Data records
* Start *

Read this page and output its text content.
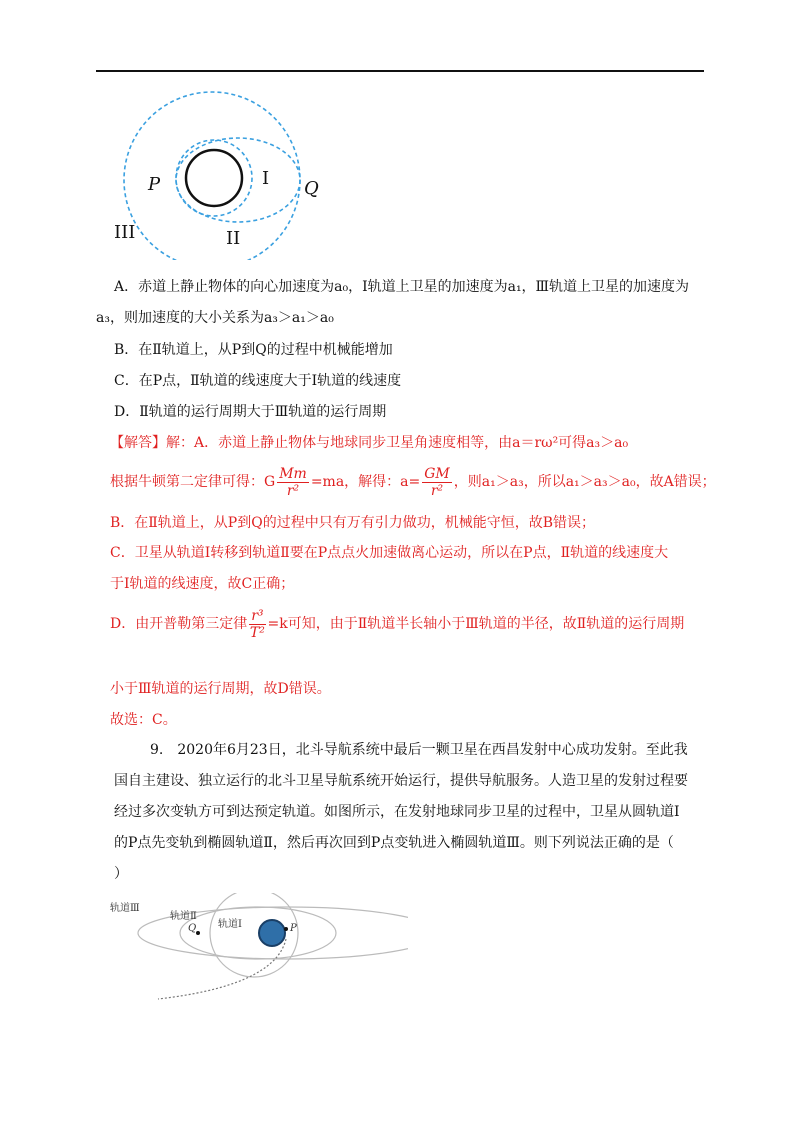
P	I Q
III	II
A．赤道上静止物体的向心加速度为a₀，Ⅰ轨道上卫星的加速度为a₁，Ⅲ轨道上卫星的加速度为
a₃，则加速度的大小关系为a₃＞a₁＞a₀
B．在Ⅱ轨道上，从P到Q的过程中机械能增加
C．在P点，Ⅱ轨道的线速度大于Ⅰ轨道的线速度
D．Ⅱ轨道的运行周期大于Ⅲ轨道的运行周期
【解答】解：A．赤道上静止物体与地球同步卫星角速度相等，由a＝rω²可得a₃＞a₀
根据牛顿第二定律可得：G $\frac{Mm}{\text{r²}} =ma$，解得：$a= \frac{GM}{\text{r²}}$ ，则a₁＞a₃，所以a₁＞a₃＞a₀，故A错误；
B．在Ⅱ轨道上，从P到Q的过程中只有万有引力做功，机械能守恒，故B错误；
C．卫星从轨道Ⅰ转移到轨道Ⅱ要在P点点火加速做离心运动，所以在P点，Ⅱ轨道的线速度大
于Ⅰ轨道的线速度，故C正确；
D．由开普勒第三定律 $\frac{\text{r³}}{\text{T²}} =k$可知，由于Ⅱ轨道半长轴小于Ⅲ轨道的半径，故Ⅱ轨道的运行周期
小于Ⅲ轨道的运行周期，故D错误。
故选：C。
9.　2020年6月23日，北斗导航系统中最后一颗卫星在西昌发射中心成功发射。至此我
国自主建设、独立运行的北斗卫星导航系统开始运行，提供导航服务。人造卫星的发射过程要
经过多次变轨方可到达预定轨道。如图所示，在发射地球同步卫星的过程中，卫星从圆轨道Ⅰ
的P点先变轨到椭圆轨道Ⅱ，然后再次回到P点变轨进入椭圆轨道Ⅲ。则下列说法正确的是（
）
轨道Ⅲ
轨道Ⅱ
轨道Ⅰ
Q	P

* End *

» **EXERCISE DESCRIPTION**: Isolate the lines above that contain the word "text" and copy them.

» **REPLY TO THE TASK**:
Read this page and output its text content.
根据牛顿第二定律可得：G $\frac{Mm}{\text{r²}} =ma$，解得：$a= \frac{GM}{\text{r²}}$ ，则a₁＞a₃，所以a₁＞a₃＞a₀，故A错误；
D．由开普勒第三定律 $\frac{\text{r³}}{\text{T²}} =k$可知，由于Ⅱ轨道半长轴小于Ⅲ轨道的半径，故Ⅱ轨道的运行周期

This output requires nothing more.